┌────────

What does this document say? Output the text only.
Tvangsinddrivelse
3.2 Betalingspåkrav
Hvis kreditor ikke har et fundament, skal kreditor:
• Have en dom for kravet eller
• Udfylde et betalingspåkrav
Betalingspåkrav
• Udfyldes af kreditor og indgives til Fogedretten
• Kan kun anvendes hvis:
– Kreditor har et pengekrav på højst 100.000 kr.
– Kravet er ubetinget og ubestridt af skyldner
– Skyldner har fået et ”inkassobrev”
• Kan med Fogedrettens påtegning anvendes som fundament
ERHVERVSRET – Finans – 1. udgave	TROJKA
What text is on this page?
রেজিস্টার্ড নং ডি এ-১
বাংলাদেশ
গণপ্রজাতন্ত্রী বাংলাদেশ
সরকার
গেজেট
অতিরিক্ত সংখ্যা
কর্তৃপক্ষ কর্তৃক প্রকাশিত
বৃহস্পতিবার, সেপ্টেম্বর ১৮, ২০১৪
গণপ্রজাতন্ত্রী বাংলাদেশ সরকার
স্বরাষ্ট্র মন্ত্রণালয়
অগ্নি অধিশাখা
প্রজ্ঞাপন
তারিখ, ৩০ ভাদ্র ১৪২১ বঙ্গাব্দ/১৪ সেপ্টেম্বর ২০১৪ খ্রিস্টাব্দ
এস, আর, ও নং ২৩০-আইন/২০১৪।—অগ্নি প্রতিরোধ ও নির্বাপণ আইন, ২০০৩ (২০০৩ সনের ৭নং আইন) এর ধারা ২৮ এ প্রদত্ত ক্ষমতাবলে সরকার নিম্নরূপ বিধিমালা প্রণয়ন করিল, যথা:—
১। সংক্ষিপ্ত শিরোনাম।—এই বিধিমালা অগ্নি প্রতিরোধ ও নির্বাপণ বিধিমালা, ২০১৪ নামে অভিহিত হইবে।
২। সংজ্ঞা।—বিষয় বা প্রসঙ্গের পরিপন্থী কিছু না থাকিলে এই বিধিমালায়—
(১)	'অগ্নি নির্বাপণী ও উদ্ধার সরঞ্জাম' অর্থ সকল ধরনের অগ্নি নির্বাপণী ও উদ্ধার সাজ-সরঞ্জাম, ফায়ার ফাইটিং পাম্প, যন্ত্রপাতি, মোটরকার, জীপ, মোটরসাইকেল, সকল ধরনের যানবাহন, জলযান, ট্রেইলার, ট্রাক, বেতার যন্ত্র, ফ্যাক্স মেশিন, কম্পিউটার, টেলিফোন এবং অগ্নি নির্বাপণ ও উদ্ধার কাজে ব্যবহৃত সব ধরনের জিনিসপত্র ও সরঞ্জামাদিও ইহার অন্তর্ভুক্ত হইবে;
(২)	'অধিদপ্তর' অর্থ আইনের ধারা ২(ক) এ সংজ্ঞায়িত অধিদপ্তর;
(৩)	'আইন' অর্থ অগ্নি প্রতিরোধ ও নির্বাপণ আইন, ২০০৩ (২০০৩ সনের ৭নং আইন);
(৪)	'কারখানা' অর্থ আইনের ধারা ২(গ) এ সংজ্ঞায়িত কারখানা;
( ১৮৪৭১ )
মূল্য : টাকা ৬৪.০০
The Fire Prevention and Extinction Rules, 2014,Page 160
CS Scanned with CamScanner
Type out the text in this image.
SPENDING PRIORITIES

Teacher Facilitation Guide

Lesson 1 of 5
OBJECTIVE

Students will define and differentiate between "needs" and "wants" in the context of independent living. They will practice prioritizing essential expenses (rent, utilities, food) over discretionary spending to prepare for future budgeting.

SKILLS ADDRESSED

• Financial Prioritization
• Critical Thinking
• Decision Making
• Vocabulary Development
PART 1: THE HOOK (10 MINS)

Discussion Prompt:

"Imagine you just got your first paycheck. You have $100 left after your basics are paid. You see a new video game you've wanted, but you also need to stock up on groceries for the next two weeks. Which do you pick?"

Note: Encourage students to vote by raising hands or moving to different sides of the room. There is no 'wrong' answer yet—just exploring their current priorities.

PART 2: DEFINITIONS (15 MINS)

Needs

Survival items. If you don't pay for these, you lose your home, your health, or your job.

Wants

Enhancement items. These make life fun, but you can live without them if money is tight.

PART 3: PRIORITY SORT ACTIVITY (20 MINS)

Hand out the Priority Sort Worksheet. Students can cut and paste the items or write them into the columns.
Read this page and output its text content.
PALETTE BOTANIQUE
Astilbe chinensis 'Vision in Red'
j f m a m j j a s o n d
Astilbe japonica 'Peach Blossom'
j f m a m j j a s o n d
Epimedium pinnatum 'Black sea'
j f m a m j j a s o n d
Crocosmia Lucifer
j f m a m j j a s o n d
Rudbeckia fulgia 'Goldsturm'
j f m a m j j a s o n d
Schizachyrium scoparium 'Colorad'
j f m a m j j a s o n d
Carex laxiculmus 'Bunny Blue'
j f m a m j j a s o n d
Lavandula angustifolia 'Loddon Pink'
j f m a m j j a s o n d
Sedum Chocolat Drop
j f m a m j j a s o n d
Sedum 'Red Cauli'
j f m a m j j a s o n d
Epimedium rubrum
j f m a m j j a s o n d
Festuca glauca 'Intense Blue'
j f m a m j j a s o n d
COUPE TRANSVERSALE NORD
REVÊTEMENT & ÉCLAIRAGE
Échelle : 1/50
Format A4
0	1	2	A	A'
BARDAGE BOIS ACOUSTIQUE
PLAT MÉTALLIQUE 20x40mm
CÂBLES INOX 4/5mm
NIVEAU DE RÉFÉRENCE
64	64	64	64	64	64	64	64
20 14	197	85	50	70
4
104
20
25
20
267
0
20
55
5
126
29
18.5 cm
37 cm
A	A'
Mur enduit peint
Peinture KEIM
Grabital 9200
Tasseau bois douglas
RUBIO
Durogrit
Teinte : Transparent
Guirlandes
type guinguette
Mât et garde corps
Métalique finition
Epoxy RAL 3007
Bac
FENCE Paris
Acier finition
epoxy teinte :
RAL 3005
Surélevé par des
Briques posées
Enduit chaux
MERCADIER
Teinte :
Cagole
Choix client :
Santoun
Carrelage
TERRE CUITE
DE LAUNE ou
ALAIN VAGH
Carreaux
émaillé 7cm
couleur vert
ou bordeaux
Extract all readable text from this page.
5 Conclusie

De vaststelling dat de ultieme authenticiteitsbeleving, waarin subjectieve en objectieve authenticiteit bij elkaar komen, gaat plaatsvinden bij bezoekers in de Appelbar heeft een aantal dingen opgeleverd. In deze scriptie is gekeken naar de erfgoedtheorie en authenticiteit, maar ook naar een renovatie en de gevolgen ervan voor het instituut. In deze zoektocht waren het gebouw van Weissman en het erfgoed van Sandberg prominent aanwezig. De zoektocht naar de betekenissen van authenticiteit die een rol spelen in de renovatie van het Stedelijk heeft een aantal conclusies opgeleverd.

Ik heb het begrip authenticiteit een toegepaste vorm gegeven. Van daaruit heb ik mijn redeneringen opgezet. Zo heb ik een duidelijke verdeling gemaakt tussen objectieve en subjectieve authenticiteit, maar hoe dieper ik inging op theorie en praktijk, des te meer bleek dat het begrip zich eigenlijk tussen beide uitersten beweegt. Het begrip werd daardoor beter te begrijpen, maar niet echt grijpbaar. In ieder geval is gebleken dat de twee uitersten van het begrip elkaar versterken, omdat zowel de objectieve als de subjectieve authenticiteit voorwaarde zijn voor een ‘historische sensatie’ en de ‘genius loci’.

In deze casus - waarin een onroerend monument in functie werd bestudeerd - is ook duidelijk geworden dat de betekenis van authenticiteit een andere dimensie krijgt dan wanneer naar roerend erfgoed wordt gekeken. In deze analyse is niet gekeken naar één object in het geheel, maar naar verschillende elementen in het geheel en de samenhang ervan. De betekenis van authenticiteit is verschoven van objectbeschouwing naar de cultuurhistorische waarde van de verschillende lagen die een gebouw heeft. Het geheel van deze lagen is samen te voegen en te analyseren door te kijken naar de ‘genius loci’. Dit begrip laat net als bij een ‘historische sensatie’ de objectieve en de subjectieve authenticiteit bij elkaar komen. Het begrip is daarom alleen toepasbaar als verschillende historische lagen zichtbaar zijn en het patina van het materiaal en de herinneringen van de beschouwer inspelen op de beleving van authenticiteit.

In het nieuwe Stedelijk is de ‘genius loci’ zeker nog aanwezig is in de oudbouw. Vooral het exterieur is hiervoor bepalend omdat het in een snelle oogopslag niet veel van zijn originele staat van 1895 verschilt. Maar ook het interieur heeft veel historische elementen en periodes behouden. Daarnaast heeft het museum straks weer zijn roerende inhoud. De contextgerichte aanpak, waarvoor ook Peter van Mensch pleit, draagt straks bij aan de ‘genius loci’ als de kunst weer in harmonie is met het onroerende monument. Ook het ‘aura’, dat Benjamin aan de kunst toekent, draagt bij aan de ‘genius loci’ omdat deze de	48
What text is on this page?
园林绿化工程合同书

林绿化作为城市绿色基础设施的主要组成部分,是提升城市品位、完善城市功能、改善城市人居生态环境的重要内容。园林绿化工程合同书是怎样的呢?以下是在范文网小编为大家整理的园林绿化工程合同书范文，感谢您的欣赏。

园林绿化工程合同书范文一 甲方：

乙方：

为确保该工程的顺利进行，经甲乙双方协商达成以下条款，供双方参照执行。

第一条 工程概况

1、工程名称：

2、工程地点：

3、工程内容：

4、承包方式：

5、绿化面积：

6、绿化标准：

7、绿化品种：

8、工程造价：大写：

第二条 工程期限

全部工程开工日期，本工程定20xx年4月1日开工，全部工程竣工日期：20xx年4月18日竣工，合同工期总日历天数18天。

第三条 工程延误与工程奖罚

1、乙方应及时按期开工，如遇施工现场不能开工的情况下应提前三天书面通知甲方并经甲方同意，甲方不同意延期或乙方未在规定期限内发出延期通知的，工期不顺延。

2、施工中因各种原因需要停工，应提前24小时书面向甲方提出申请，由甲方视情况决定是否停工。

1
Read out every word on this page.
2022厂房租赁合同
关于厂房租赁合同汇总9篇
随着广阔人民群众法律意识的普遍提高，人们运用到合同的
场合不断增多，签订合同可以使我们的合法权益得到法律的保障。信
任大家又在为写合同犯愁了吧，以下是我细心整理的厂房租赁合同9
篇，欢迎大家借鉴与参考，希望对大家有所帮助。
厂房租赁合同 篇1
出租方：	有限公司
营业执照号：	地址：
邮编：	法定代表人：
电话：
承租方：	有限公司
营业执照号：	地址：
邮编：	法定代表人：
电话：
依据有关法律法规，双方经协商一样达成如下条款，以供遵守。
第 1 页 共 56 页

└────────

Stated problem ->
Produce an exact repeat of the lines from the one containing "Read out every word on this page." through the last line of the data, and nothing more.

Solution to this task ->
Read out every word on this page.
2022厂房租赁合同
关于厂房租赁合同汇总9篇
随着广阔人民群众法律意识的普遍提高，人们运用到合同的
场合不断增多，签订合同可以使我们的合法权益得到法律的保障。信
任大家又在为写合同犯愁了吧，以下是我细心整理的厂房租赁合同9
篇，欢迎大家借鉴与参考，希望对大家有所帮助。
厂房租赁合同 篇1
出租方：	有限公司
营业执照号：	地址：
邮编：	法定代表人：
电话：
承租方：	有限公司
营业执照号：	地址：
邮编：	法定代表人：
电话：
依据有关法律法规，双方经协商一样达成如下条款，以供遵守。
第 1 页 共 56 页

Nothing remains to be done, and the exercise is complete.